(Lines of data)
┌──

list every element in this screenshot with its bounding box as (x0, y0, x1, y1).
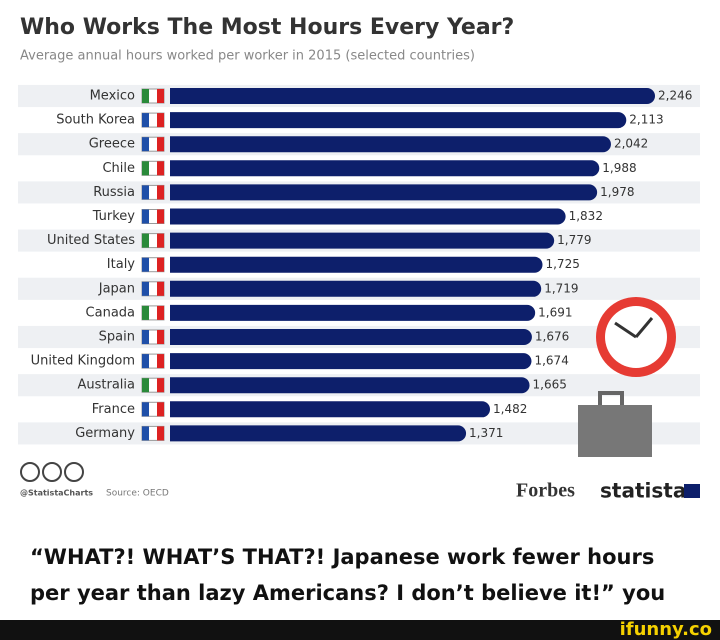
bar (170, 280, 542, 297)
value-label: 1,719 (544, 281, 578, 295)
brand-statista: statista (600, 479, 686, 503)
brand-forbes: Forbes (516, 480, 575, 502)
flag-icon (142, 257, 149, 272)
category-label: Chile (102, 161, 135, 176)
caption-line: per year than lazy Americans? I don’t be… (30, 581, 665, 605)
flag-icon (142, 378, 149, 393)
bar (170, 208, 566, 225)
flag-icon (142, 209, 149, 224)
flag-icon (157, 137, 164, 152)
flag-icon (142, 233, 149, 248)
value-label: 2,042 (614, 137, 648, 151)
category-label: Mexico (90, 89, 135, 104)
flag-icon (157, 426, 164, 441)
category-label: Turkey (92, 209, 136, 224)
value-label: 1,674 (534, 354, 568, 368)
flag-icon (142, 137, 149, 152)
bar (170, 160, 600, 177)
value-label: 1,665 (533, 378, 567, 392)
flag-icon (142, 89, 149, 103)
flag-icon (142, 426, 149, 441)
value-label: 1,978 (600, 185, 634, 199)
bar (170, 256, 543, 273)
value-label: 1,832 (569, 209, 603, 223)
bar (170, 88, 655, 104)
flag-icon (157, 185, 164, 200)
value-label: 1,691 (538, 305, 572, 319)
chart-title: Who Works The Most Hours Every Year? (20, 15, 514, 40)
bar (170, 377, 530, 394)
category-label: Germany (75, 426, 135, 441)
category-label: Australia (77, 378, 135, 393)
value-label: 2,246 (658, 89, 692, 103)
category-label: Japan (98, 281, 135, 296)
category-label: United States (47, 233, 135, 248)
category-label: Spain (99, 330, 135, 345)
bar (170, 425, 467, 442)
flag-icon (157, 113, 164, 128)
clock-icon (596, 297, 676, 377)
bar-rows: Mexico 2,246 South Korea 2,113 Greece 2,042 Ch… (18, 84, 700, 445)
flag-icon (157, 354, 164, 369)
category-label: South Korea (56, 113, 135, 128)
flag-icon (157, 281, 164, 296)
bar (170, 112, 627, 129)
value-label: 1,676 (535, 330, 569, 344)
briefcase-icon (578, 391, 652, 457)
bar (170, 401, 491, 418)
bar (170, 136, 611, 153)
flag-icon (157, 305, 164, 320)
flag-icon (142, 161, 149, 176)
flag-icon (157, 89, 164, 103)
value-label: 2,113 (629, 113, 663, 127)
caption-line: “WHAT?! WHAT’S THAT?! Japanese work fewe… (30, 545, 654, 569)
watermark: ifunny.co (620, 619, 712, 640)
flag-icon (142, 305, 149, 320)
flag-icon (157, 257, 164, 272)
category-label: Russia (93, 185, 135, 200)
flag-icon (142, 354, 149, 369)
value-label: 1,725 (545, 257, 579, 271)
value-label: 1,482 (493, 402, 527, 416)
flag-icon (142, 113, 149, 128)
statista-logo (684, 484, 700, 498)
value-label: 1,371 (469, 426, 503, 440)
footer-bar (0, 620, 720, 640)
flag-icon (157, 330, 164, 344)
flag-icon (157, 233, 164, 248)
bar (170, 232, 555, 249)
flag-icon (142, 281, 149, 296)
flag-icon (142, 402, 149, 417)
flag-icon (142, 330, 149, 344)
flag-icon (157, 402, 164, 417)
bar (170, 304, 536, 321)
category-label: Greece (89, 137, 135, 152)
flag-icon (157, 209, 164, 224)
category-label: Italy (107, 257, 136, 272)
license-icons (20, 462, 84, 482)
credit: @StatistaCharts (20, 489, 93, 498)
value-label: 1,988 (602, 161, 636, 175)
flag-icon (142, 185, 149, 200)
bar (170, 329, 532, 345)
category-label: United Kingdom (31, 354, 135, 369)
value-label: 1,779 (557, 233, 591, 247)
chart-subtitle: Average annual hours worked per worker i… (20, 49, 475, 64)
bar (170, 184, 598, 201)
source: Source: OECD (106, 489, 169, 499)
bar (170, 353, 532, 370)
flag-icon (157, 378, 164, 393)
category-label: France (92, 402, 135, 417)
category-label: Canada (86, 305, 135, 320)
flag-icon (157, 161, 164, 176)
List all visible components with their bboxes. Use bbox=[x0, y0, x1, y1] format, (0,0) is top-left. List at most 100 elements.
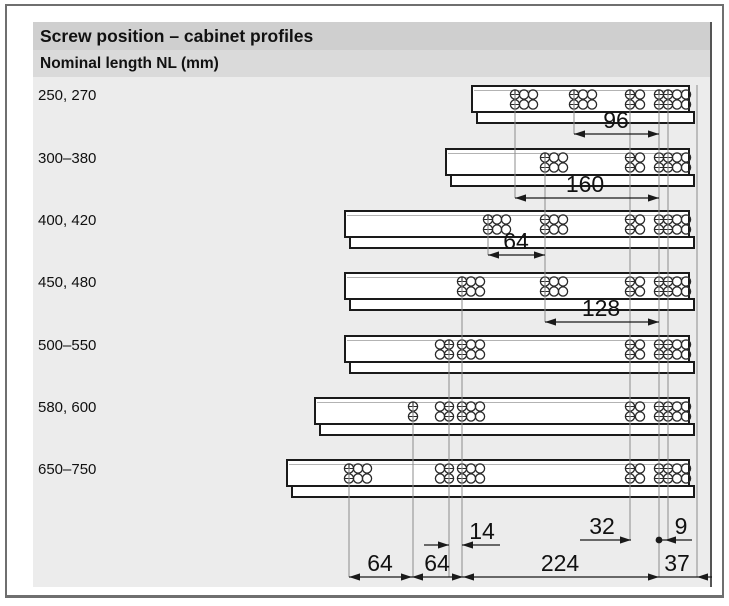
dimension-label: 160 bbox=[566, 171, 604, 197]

└──

Copy out the lines of the listing above, from the line with "bar (170, 280, 542, 297)" to the line with "flag-icon (142, 209, 149, 224)".

- Result for this exercise:
bar (170, 280, 542, 297)
value-label: 1,719 (544, 281, 578, 295)
brand-statista: statista (600, 479, 686, 503)
brand-forbes: Forbes (516, 480, 575, 502)
flag-icon (142, 257, 149, 272)
category-label: Chile (102, 161, 135, 176)
caption-line: per year than lazy Americans? I don’t be… (30, 581, 665, 605)
flag-icon (142, 378, 149, 393)
bar (170, 208, 566, 225)
flag-icon (142, 209, 149, 224)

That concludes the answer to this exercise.